BEGIN Data in this exercise

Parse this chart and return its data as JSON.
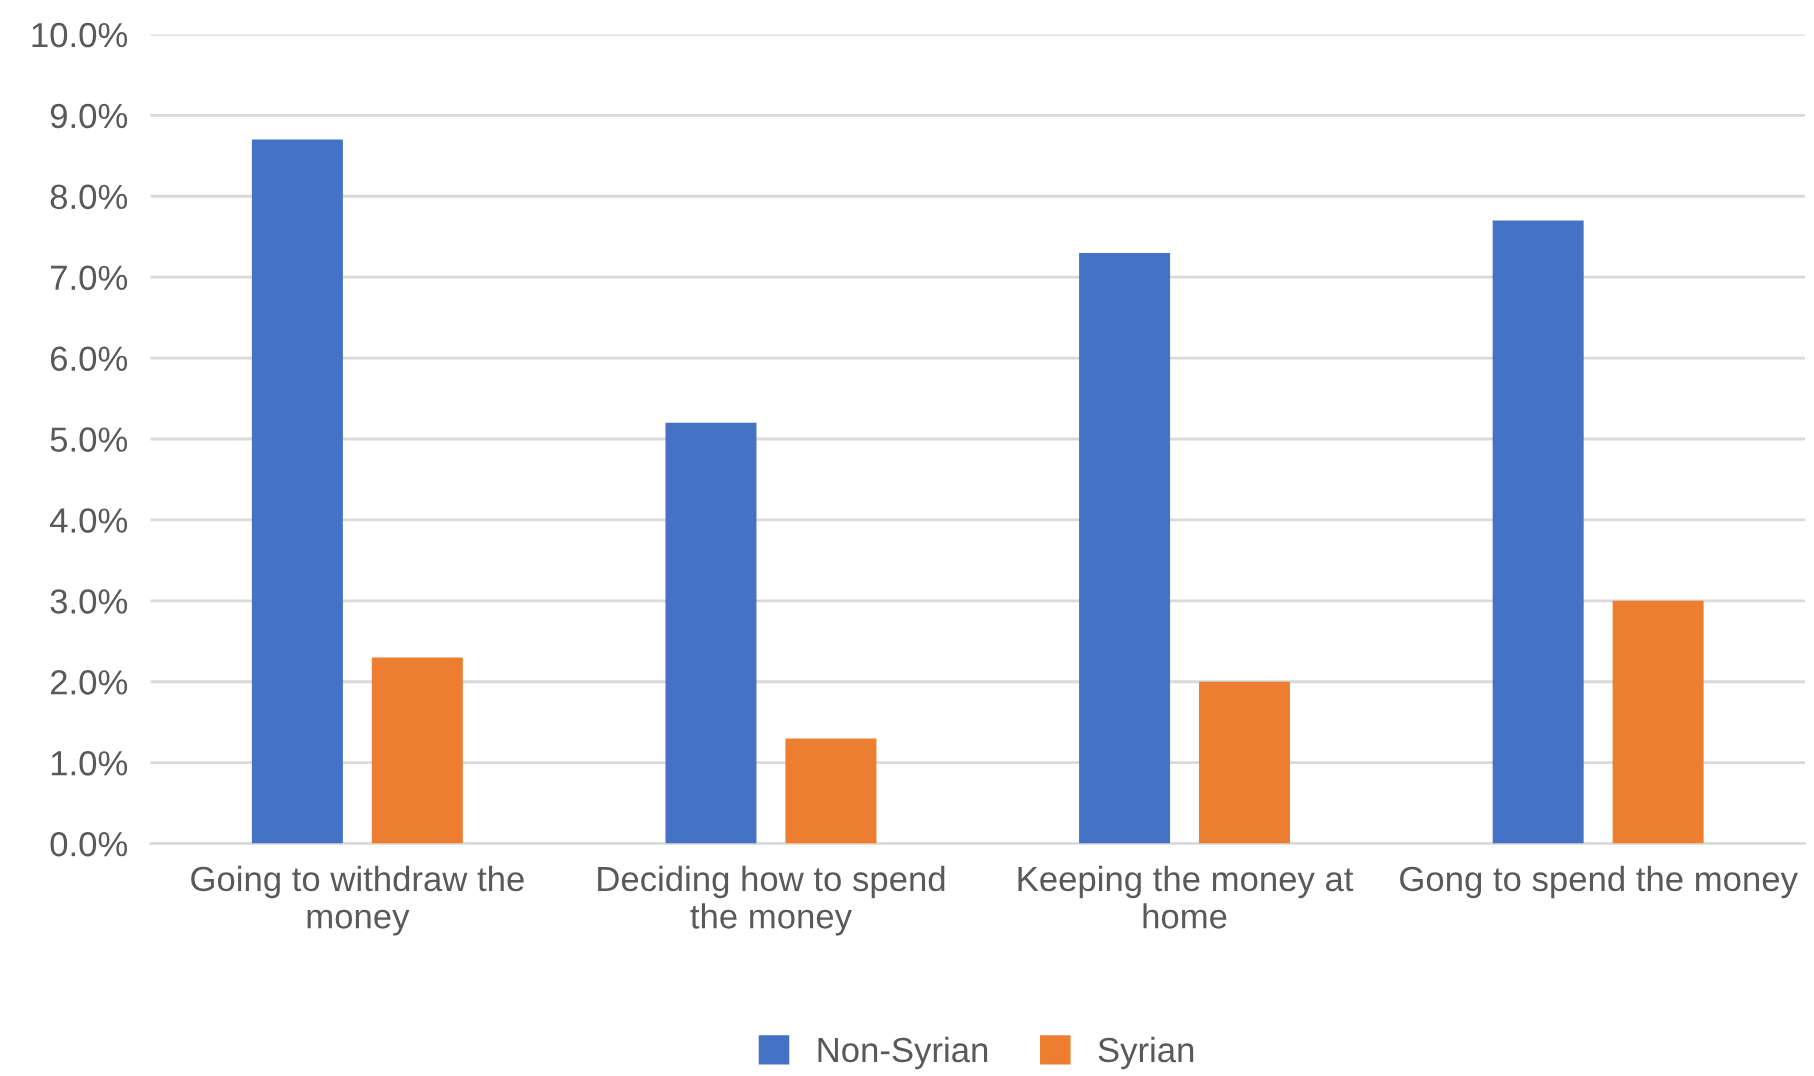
{
  "chart_data": {
    "type": "bar",
    "categories": [
      "Going to withdraw the money",
      "Deciding how to spend the money",
      "Keeping the money at home",
      "Gong to spend the money"
    ],
    "series": [
      {
        "name": "Non-Syrian",
        "color": "#4472c4",
        "values": [
          8.7,
          5.2,
          7.3,
          7.7
        ]
      },
      {
        "name": "Syrian",
        "color": "#ed7d31",
        "values": [
          2.3,
          1.3,
          2.0,
          3.0
        ]
      }
    ],
    "ylim": [
      0,
      10
    ],
    "yticks": [
      {
        "value": 0,
        "label": "0.0%"
      },
      {
        "value": 1,
        "label": "1.0%"
      },
      {
        "value": 2,
        "label": "2.0%"
      },
      {
        "value": 3,
        "label": "3.0%"
      },
      {
        "value": 4,
        "label": "4.0%"
      },
      {
        "value": 5,
        "label": "5.0%"
      },
      {
        "value": 6,
        "label": "6.0%"
      },
      {
        "value": 7,
        "label": "7.0%"
      },
      {
        "value": 8,
        "label": "8.0%"
      },
      {
        "value": 9,
        "label": "9.0%"
      },
      {
        "value": 10,
        "label": "10.0%"
      }
    ],
    "grid": "y",
    "legend": "bottom"
  }
}
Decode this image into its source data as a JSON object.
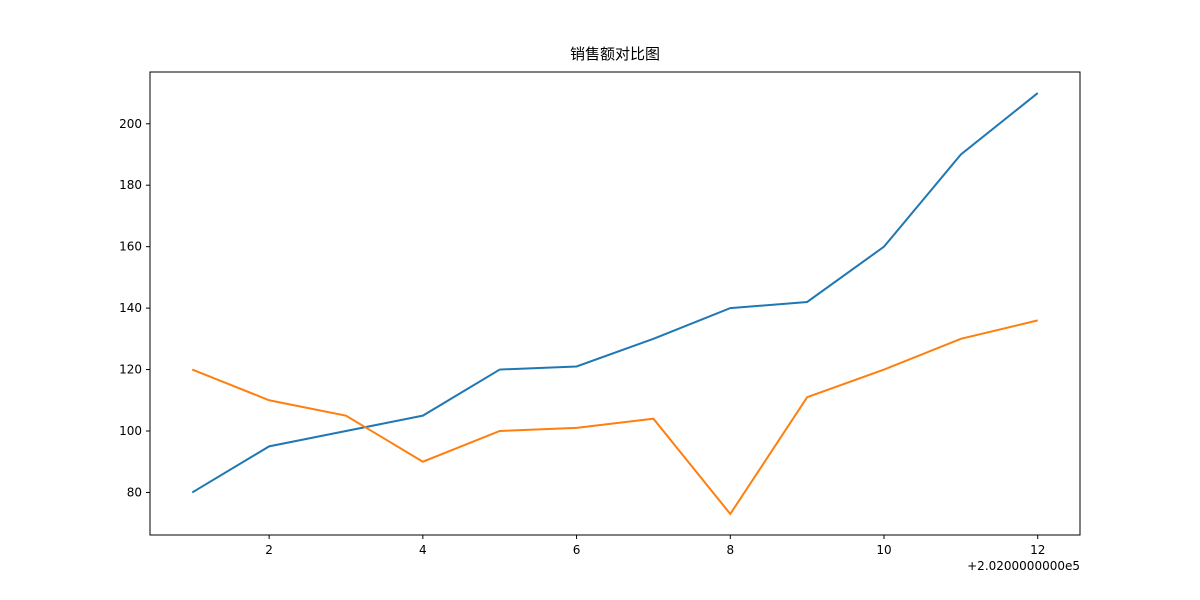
{
  "chart_data": {
    "type": "line",
    "title": "销售额对比图",
    "x": [
      1,
      2,
      3,
      4,
      5,
      6,
      7,
      8,
      9,
      10,
      11,
      12
    ],
    "series": [
      {
        "color": "#1f77b4",
        "values": [
          80,
          95,
          100,
          105,
          120,
          121,
          130,
          140,
          142,
          160,
          190,
          210
        ]
      },
      {
        "color": "#ff7f0e",
        "values": [
          120,
          110,
          105,
          90,
          100,
          101,
          104,
          73,
          111,
          120,
          130,
          136
        ]
      }
    ],
    "xlim": [
      0.45,
      12.55
    ],
    "xticks": [
      2,
      4,
      6,
      8,
      10,
      12
    ],
    "x_offset_label": "+2.0200000000e5",
    "ylim": [
      66.15,
      216.85
    ],
    "yticks": [
      80,
      100,
      120,
      140,
      160,
      180,
      200
    ],
    "grid": false
  }
}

END Data in this exercise

**Do this**. Print each entry shown above with exact wording and no pictures.

**Written reply**.
Parse this chart and return its data as JSON.
{
  "chart_data": {
    "type": "bar",
    "categories": [
      "Going to withdraw the money",
      "Deciding how to spend the money",
      "Keeping the money at home",
      "Gong to spend the money"
    ],
    "series": [
      {
        "name": "Non-Syrian",
        "color": "#4472c4",
        "values": [
          8.7,
          5.2,
          7.3,
          7.7
        ]
      },
      {
        "name": "Syrian",
        "color": "#ed7d31",
        "values": [
          2.3,
          1.3,
          2.0,
          3.0
        ]
      }
    ],
    "ylim": [
      0,
      10
    ],
    "yticks": [
      {
        "value": 0,
        "label": "0.0%"
      },
      {
        "value": 1,
        "label": "1.0%"
      },
      {
        "value": 2,
        "label": "2.0%"
      },
      {
        "value": 3,
        "label": "3.0%"
      },
      {
        "value": 4,
        "label": "4.0%"
      },
      {
        "value": 5,
        "label": "5.0%"
      },
      {
        "value": 6,
        "label": "6.0%"
      },
      {
        "value": 7,
        "label": "7.0%"
      },
      {
        "value": 8,
        "label": "8.0%"
      },
      {
        "value": 9,
        "label": "9.0%"
      },
      {
        "value": 10,
        "label": "10.0%"
      }
    ],
    "grid": "y",
    "legend": "bottom"
  }
}
Decode this image into its source data as a JSON object.
{
  "chart_data": {
    "type": "line",
    "title": "销售额对比图",
    "x": [
      1,
      2,
      3,
      4,
      5,
      6,
      7,
      8,
      9,
      10,
      11,
      12
    ],
    "series": [
      {
        "color": "#1f77b4",
        "values": [
          80,
          95,
          100,
          105,
          120,
          121,
          130,
          140,
          142,
          160,
          190,
          210
        ]
      },
      {
        "color": "#ff7f0e",
        "values": [
          120,
          110,
          105,
          90,
          100,
          101,
          104,
          73,
          111,
          120,
          130,
          136
        ]
      }
    ],
    "xlim": [
      0.45,
      12.55
    ],
    "xticks": [
      2,
      4,
      6,
      8,
      10,
      12
    ],
    "x_offset_label": "+2.0200000000e5",
    "ylim": [
      66.15,
      216.85
    ],
    "yticks": [
      80,
      100,
      120,
      140,
      160,
      180,
      200
    ],
    "grid": false
  }
}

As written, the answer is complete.